-------- Excerpted data --------

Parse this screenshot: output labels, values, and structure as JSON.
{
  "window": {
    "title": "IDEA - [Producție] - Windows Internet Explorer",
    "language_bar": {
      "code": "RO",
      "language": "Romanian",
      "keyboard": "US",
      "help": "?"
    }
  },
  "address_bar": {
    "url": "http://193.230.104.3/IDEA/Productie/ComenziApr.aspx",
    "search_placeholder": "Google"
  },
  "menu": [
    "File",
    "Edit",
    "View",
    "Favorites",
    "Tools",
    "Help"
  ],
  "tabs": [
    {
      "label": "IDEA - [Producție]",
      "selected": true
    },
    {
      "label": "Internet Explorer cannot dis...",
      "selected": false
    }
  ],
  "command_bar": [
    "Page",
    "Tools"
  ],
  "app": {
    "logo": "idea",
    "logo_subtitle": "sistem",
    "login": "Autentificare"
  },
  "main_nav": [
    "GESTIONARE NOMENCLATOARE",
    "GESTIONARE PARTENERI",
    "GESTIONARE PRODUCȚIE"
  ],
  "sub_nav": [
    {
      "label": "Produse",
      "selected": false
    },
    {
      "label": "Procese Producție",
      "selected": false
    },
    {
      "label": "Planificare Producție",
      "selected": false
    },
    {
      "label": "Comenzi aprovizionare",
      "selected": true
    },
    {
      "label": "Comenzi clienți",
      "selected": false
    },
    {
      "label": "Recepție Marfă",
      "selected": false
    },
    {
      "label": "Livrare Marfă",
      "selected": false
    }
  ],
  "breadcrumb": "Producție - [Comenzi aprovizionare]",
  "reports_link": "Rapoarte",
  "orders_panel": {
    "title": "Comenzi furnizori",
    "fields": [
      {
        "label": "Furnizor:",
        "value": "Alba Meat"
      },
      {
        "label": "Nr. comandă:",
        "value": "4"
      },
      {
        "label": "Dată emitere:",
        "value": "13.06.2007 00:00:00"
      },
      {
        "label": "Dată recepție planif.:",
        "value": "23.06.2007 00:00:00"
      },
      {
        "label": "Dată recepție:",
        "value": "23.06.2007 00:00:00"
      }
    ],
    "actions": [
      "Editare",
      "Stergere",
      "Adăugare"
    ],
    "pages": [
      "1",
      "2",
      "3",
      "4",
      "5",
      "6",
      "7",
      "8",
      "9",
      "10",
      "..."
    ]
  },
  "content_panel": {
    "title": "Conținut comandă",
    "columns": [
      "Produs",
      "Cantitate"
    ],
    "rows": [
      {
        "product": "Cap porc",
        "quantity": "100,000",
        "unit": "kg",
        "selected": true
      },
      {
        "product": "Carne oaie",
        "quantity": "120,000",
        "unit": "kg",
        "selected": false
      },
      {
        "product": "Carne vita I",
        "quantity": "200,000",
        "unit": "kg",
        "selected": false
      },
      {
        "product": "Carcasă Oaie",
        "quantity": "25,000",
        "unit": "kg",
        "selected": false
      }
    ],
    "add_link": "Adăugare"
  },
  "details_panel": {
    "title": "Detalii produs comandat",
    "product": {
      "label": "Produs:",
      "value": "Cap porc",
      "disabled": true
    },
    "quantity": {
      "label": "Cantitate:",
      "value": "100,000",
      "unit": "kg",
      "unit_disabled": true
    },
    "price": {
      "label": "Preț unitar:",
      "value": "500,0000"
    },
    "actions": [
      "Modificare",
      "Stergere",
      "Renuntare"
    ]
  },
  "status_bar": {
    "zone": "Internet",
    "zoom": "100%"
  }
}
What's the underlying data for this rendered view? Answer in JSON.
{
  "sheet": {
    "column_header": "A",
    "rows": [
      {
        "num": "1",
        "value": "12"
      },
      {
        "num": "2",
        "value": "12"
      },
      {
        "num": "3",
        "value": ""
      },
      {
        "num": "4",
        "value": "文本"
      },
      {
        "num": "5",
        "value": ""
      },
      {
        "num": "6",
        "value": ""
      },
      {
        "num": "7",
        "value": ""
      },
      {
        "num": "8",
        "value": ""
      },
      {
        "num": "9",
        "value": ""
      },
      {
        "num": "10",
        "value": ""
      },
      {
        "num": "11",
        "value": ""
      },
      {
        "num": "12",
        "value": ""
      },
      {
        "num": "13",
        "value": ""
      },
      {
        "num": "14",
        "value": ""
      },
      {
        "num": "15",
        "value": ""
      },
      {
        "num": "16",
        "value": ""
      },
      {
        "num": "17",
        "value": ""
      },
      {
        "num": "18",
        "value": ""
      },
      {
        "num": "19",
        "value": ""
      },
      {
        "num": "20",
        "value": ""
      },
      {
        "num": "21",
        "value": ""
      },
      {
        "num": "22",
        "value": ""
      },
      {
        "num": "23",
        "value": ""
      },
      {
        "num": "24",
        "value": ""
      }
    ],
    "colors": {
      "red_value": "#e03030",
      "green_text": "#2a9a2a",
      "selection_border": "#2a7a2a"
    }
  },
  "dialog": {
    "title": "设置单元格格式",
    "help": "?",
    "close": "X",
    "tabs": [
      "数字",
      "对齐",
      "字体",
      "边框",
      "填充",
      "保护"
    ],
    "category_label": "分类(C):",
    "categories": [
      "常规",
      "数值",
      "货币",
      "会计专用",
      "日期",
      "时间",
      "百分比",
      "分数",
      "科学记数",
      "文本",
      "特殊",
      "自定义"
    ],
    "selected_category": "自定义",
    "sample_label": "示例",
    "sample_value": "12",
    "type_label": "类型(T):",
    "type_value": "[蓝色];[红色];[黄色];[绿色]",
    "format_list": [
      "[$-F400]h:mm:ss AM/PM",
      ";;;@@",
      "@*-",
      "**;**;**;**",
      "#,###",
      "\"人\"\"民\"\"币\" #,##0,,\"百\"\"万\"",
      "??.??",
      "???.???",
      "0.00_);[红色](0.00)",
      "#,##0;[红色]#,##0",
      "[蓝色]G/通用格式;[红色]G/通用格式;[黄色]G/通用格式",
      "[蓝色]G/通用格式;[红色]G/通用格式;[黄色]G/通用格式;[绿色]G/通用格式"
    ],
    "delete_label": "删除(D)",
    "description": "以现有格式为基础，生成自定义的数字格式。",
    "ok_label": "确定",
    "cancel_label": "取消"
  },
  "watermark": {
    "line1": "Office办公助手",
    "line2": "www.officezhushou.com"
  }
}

--------

**Direction**
Show every line of the records above that contains the word "通用格式".

**Problem solution**
      "[蓝色]G/通用格式;[红色]G/通用格式;[黄色]G/通用格式",
      "[蓝色]G/通用格式;[红色]G/通用格式;[黄色]G/通用格式;[绿色]G/通用格式"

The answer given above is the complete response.